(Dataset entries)
------------------------

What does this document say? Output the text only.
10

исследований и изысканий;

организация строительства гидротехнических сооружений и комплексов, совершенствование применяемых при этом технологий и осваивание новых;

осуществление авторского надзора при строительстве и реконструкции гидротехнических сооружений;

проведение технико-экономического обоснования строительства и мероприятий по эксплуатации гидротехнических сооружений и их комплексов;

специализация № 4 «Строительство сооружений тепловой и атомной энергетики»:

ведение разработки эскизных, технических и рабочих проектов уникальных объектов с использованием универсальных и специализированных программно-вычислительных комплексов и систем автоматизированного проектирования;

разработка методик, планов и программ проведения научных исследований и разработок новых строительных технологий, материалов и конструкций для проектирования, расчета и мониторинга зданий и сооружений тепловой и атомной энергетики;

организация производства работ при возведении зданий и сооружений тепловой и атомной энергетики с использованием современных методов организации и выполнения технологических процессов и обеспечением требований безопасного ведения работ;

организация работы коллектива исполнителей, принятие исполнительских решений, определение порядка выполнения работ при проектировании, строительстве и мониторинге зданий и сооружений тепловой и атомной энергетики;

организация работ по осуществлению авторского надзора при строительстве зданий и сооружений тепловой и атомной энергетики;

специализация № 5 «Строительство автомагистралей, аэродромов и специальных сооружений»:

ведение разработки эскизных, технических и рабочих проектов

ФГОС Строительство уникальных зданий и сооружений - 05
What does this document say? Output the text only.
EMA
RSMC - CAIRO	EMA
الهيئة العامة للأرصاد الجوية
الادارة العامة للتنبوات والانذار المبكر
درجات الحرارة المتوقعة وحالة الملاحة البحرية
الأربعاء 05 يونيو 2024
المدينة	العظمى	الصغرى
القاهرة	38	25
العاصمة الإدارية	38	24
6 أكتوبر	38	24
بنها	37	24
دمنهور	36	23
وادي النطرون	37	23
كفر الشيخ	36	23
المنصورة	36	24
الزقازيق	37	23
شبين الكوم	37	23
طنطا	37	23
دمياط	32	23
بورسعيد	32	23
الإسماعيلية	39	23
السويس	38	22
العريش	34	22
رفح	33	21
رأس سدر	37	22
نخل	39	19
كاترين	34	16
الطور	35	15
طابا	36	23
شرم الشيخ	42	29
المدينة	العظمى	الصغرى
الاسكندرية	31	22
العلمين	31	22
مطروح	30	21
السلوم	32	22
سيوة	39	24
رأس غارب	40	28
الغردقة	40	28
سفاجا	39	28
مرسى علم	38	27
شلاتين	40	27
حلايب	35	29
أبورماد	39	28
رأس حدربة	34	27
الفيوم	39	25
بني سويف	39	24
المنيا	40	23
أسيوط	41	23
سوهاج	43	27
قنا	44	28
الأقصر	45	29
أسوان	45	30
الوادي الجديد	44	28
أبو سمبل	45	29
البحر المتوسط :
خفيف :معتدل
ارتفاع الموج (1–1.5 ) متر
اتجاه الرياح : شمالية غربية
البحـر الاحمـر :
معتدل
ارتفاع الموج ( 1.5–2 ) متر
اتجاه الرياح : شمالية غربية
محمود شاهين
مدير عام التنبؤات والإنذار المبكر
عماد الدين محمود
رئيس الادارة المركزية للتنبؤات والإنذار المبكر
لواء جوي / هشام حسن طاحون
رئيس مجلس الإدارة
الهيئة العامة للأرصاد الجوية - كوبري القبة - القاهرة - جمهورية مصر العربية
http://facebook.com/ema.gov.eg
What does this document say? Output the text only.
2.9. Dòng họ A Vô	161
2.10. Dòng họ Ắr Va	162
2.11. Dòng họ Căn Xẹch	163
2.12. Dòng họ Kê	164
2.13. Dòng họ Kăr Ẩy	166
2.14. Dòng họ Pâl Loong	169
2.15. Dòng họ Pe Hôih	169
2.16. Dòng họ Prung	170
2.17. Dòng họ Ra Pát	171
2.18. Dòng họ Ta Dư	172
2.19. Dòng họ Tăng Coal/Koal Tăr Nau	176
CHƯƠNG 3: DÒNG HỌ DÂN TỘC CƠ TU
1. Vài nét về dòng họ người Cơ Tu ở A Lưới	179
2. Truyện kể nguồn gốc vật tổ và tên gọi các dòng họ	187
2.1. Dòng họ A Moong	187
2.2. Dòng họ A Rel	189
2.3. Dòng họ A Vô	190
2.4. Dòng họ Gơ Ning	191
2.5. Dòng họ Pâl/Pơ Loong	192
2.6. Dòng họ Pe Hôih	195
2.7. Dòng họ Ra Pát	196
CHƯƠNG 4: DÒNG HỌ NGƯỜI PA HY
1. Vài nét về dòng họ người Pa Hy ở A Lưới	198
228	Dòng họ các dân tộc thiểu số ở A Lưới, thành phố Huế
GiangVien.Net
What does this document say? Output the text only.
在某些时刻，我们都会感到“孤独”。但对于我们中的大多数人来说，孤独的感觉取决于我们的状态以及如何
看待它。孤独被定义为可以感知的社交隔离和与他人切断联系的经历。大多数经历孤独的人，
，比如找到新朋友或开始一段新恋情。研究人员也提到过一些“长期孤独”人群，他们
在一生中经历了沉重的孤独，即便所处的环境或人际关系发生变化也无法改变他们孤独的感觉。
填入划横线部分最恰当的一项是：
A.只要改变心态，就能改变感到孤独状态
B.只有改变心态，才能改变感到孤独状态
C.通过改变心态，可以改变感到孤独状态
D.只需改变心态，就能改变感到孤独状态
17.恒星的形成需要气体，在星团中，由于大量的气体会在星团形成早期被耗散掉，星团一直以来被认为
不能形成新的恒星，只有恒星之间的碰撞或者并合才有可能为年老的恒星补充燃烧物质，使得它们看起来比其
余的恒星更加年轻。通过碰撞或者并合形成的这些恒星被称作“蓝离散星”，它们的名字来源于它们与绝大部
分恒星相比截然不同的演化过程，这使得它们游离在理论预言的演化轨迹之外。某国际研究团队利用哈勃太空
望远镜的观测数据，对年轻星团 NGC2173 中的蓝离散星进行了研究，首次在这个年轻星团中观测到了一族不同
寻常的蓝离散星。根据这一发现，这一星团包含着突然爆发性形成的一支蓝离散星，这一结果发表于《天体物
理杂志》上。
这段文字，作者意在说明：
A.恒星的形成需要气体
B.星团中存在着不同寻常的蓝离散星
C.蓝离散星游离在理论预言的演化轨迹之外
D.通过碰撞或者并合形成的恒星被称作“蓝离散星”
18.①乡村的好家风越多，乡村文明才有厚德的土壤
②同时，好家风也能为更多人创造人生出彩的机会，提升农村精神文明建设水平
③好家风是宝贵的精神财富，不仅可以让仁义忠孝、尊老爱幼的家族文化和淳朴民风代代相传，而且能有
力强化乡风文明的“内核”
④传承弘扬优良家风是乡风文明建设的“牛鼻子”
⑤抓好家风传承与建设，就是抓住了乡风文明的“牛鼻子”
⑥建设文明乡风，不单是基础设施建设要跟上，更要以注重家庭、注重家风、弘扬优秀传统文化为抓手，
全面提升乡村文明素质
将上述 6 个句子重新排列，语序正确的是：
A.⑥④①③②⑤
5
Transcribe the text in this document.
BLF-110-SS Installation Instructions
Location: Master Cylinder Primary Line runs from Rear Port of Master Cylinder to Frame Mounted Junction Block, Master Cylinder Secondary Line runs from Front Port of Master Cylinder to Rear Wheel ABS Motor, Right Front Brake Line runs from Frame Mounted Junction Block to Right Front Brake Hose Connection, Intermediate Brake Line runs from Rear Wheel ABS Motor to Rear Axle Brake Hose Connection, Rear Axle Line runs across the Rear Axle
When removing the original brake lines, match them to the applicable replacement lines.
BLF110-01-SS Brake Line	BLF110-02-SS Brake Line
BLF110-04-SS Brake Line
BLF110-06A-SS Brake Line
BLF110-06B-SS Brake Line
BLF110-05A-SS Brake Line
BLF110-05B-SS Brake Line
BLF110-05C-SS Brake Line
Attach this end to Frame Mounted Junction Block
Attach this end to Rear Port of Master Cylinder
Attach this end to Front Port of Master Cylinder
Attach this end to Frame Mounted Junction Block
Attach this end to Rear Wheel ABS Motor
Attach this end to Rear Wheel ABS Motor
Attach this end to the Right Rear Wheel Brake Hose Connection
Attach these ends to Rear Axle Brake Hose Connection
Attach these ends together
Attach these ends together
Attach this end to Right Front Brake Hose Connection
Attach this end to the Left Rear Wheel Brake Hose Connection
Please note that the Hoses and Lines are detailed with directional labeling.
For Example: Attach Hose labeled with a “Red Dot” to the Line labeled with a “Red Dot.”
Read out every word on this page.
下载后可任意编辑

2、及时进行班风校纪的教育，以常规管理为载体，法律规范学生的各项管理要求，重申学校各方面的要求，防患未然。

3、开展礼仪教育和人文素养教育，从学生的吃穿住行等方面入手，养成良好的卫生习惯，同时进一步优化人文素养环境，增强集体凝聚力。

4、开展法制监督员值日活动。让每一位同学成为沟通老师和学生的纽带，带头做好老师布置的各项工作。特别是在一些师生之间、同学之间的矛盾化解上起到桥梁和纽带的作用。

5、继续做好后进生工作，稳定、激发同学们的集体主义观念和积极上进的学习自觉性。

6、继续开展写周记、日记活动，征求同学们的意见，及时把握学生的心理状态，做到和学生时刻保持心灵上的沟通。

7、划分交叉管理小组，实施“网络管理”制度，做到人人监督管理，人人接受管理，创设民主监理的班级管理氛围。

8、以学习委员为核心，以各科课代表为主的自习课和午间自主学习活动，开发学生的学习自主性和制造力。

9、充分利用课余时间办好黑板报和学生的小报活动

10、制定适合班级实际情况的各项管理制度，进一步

------------------------

### TASK DIRECTIONS
In the data above, count the lines where the word "Right" appears; reply with the number only.

### WRITTEN REPLY
3